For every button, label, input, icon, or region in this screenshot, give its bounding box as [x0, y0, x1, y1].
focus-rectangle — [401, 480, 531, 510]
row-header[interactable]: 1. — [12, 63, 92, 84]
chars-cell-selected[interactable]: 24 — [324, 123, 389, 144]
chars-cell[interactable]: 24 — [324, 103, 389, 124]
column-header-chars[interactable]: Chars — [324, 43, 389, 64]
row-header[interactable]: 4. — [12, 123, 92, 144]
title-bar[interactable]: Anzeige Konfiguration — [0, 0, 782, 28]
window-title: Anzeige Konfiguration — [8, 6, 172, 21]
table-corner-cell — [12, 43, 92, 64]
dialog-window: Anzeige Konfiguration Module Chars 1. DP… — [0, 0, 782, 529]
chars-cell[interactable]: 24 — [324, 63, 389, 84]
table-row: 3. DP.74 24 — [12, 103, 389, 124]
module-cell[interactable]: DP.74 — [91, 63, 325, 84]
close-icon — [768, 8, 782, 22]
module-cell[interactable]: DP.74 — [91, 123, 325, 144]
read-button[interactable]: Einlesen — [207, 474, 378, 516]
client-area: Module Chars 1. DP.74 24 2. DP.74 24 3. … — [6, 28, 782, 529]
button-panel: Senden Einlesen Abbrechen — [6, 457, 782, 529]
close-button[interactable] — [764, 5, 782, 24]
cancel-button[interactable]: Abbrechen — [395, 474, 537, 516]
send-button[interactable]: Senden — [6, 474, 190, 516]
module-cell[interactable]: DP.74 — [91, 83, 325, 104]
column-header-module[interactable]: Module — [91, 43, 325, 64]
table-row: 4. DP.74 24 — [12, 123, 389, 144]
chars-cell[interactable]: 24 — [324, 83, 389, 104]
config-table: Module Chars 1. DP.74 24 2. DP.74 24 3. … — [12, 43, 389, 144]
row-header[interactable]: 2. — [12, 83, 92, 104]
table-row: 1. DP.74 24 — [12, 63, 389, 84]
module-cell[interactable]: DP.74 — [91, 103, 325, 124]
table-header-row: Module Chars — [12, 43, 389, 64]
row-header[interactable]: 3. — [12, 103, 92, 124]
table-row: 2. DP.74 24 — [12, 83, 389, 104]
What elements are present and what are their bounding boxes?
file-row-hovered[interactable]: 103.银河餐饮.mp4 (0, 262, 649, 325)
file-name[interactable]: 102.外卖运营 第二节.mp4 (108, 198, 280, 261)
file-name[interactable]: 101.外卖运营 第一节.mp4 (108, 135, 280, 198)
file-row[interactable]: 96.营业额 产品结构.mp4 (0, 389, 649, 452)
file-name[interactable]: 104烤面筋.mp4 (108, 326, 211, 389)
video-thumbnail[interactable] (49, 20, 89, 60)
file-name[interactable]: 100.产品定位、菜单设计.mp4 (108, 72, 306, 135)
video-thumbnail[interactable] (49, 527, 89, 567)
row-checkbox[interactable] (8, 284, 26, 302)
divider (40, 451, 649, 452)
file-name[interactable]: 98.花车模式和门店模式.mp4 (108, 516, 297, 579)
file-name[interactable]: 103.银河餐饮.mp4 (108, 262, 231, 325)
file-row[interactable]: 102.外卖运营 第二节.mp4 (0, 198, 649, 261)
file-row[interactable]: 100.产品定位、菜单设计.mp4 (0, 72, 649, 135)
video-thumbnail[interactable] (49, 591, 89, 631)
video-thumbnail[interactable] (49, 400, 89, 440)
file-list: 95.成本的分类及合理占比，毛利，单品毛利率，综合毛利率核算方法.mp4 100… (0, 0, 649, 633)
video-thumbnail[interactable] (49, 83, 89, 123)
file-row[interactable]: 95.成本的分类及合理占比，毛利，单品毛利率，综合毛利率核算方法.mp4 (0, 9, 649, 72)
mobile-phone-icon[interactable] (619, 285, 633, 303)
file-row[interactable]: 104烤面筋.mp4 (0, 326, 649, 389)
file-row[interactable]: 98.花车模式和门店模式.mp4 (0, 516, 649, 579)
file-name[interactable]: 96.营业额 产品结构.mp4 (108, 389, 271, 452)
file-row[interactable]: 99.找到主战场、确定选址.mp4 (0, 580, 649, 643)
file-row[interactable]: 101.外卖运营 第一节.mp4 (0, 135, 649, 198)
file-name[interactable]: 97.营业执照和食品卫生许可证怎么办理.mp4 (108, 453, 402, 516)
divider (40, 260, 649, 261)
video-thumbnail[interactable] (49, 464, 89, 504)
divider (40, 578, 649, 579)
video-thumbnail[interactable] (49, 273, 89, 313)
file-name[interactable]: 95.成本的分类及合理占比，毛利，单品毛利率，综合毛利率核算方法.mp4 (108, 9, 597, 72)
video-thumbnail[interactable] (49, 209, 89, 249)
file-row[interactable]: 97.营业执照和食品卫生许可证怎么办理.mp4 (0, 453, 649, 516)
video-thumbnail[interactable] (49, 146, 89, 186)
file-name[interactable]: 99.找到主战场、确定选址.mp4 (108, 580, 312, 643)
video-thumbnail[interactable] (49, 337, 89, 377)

—————

Could you rename every "video-thumbnail" in the data above to "video-preview" and give all of it again, leaving everything else untouched?

## In response
For every button, label, input, icon, or region in this screenshot, give its bounding box as [x0, y0, x1, y1].
focus-rectangle — [401, 480, 531, 510]
row-header[interactable]: 1. — [12, 63, 92, 84]
chars-cell-selected[interactable]: 24 — [324, 123, 389, 144]
chars-cell[interactable]: 24 — [324, 103, 389, 124]
column-header-chars[interactable]: Chars — [324, 43, 389, 64]
row-header[interactable]: 4. — [12, 123, 92, 144]
title-bar[interactable]: Anzeige Konfiguration — [0, 0, 782, 28]
window-title: Anzeige Konfiguration — [8, 6, 172, 21]
table-corner-cell — [12, 43, 92, 64]
dialog-window: Anzeige Konfiguration Module Chars 1. DP… — [0, 0, 782, 529]
chars-cell[interactable]: 24 — [324, 63, 389, 84]
table-row: 3. DP.74 24 — [12, 103, 389, 124]
module-cell[interactable]: DP.74 — [91, 63, 325, 84]
close-icon — [768, 8, 782, 22]
module-cell[interactable]: DP.74 — [91, 123, 325, 144]
read-button[interactable]: Einlesen — [207, 474, 378, 516]
client-area: Module Chars 1. DP.74 24 2. DP.74 24 3. … — [6, 28, 782, 529]
button-panel: Senden Einlesen Abbrechen — [6, 457, 782, 529]
close-button[interactable] — [764, 5, 782, 24]
cancel-button[interactable]: Abbrechen — [395, 474, 537, 516]
send-button[interactable]: Senden — [6, 474, 190, 516]
module-cell[interactable]: DP.74 — [91, 83, 325, 104]
column-header-module[interactable]: Module — [91, 43, 325, 64]
table-row: 4. DP.74 24 — [12, 123, 389, 144]
chars-cell[interactable]: 24 — [324, 83, 389, 104]
config-table: Module Chars 1. DP.74 24 2. DP.74 24 3. … — [12, 43, 389, 144]
row-header[interactable]: 2. — [12, 83, 92, 104]
table-row: 1. DP.74 24 — [12, 63, 389, 84]
module-cell[interactable]: DP.74 — [91, 103, 325, 124]
table-header-row: Module Chars — [12, 43, 389, 64]
row-header[interactable]: 3. — [12, 103, 92, 124]
table-row: 2. DP.74 24 — [12, 83, 389, 104]
What elements are present and what are their bounding boxes?
file-row-hovered[interactable]: 103.银河餐饮.mp4 (0, 262, 649, 325)
file-name[interactable]: 102.外卖运营 第二节.mp4 (108, 198, 280, 261)
file-name[interactable]: 101.外卖运营 第一节.mp4 (108, 135, 280, 198)
file-row[interactable]: 96.营业额 产品结构.mp4 (0, 389, 649, 452)
file-name[interactable]: 104烤面筋.mp4 (108, 326, 211, 389)
video-preview[interactable] (49, 20, 89, 60)
file-name[interactable]: 100.产品定位、菜单设计.mp4 (108, 72, 306, 135)
video-preview[interactable] (49, 527, 89, 567)
row-checkbox[interactable] (8, 284, 26, 302)
divider (40, 451, 649, 452)
file-name[interactable]: 98.花车模式和门店模式.mp4 (108, 516, 297, 579)
file-name[interactable]: 103.银河餐饮.mp4 (108, 262, 231, 325)
file-row[interactable]: 102.外卖运营 第二节.mp4 (0, 198, 649, 261)
file-row[interactable]: 100.产品定位、菜单设计.mp4 (0, 72, 649, 135)
video-preview[interactable] (49, 591, 89, 631)
video-preview[interactable] (49, 400, 89, 440)
file-list: 95.成本的分类及合理占比，毛利，单品毛利率，综合毛利率核算方法.mp4 100… (0, 0, 649, 633)
video-preview[interactable] (49, 83, 89, 123)
file-row[interactable]: 95.成本的分类及合理占比，毛利，单品毛利率，综合毛利率核算方法.mp4 (0, 9, 649, 72)
mobile-phone-icon[interactable] (619, 285, 633, 303)
file-row[interactable]: 104烤面筋.mp4 (0, 326, 649, 389)
file-row[interactable]: 98.花车模式和门店模式.mp4 (0, 516, 649, 579)
file-name[interactable]: 96.营业额 产品结构.mp4 (108, 389, 271, 452)
file-row[interactable]: 99.找到主战场、确定选址.mp4 (0, 580, 649, 643)
file-row[interactable]: 101.外卖运营 第一节.mp4 (0, 135, 649, 198)
file-name[interactable]: 97.营业执照和食品卫生许可证怎么办理.mp4 (108, 453, 402, 516)
divider (40, 260, 649, 261)
video-preview[interactable] (49, 464, 89, 504)
divider (40, 578, 649, 579)
video-preview[interactable] (49, 273, 89, 313)
file-name[interactable]: 95.成本的分类及合理占比，毛利，单品毛利率，综合毛利率核算方法.mp4 (108, 9, 597, 72)
video-preview[interactable] (49, 209, 89, 249)
file-row[interactable]: 97.营业执照和食品卫生许可证怎么办理.mp4 (0, 453, 649, 516)
video-preview[interactable] (49, 146, 89, 186)
file-name[interactable]: 99.找到主战场、确定选址.mp4 (108, 580, 312, 643)
video-preview[interactable] (49, 337, 89, 377)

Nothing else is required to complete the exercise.